Aim of the exercise — Copy out all the records, word for word.

Given records —
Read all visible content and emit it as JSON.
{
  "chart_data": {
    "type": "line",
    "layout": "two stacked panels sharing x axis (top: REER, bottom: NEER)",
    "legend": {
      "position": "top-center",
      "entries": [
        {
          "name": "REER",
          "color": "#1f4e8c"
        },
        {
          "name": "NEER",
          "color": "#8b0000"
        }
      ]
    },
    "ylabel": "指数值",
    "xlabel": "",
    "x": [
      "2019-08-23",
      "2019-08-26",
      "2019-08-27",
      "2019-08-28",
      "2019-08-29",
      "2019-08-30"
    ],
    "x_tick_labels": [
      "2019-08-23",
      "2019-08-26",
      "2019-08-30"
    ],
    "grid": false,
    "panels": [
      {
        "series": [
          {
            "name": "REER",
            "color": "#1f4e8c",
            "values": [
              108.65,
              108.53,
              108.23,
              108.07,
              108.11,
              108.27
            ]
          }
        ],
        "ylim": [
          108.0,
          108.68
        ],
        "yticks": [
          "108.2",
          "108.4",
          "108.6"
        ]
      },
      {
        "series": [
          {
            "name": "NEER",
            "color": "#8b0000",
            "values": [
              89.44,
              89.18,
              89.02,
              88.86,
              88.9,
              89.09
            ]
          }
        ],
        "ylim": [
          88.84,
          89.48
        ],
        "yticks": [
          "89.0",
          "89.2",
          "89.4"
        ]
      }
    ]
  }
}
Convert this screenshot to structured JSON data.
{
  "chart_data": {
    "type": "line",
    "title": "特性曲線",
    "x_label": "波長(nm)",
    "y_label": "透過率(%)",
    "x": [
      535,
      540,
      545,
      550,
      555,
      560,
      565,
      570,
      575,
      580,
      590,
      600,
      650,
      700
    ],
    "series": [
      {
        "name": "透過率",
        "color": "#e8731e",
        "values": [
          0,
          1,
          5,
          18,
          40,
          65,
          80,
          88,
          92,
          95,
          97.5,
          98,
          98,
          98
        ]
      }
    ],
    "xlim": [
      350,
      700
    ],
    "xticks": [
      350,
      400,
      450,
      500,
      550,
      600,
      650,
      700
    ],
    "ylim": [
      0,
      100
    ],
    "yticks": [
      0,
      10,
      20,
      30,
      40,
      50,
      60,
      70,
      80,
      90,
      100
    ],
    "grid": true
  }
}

Task output —
Read all visible content and emit it as JSON.
{
  "chart_data": {
    "type": "line",
    "layout": "two stacked panels sharing x axis (top: REER, bottom: NEER)",
    "legend": {
      "position": "top-center",
      "entries": [
        {
          "name": "REER",
          "color": "#1f4e8c"
        },
        {
          "name": "NEER",
          "color": "#8b0000"
        }
      ]
    },
    "ylabel": "指数值",
    "xlabel": "",
    "x": [
      "2019-08-23",
      "2019-08-26",
      "2019-08-27",
      "2019-08-28",
      "2019-08-29",
      "2019-08-30"
    ],
    "x_tick_labels": [
      "2019-08-23",
      "2019-08-26",
      "2019-08-30"
    ],
    "grid": false,
    "panels": [
      {
        "series": [
          {
            "name": "REER",
            "color": "#1f4e8c",
            "values": [
              108.65,
              108.53,
              108.23,
              108.07,
              108.11,
              108.27
            ]
          }
        ],
        "ylim": [
          108.0,
          108.68
        ],
        "yticks": [
          "108.2",
          "108.4",
          "108.6"
        ]
      },
      {
        "series": [
          {
            "name": "NEER",
            "color": "#8b0000",
            "values": [
              89.44,
              89.18,
              89.02,
              88.86,
              88.9,
              89.09
            ]
          }
        ],
        "ylim": [
          88.84,
          89.48
        ],
        "yticks": [
          "89.0",
          "89.2",
          "89.4"
        ]
      }
    ]
  }
}
Convert this screenshot to structured JSON data.
{
  "chart_data": {
    "type": "line",
    "title": "特性曲線",
    "x_label": "波長(nm)",
    "y_label": "透過率(%)",
    "x": [
      535,
      540,
      545,
      550,
      555,
      560,
      565,
      570,
      575,
      580,
      590,
      600,
      650,
      700
    ],
    "series": [
      {
        "name": "透過率",
        "color": "#e8731e",
        "values": [
          0,
          1,
          5,
          18,
          40,
          65,
          80,
          88,
          92,
          95,
          97.5,
          98,
          98,
          98
        ]
      }
    ],
    "xlim": [
      350,
      700
    ],
    "xticks": [
      350,
      400,
      450,
      500,
      550,
      600,
      650,
      700
    ],
    "ylim": [
      0,
      100
    ],
    "yticks": [
      0,
      10,
      20,
      30,
      40,
      50,
      60,
      70,
      80,
      90,
      100
    ],
    "grid": true
  }
}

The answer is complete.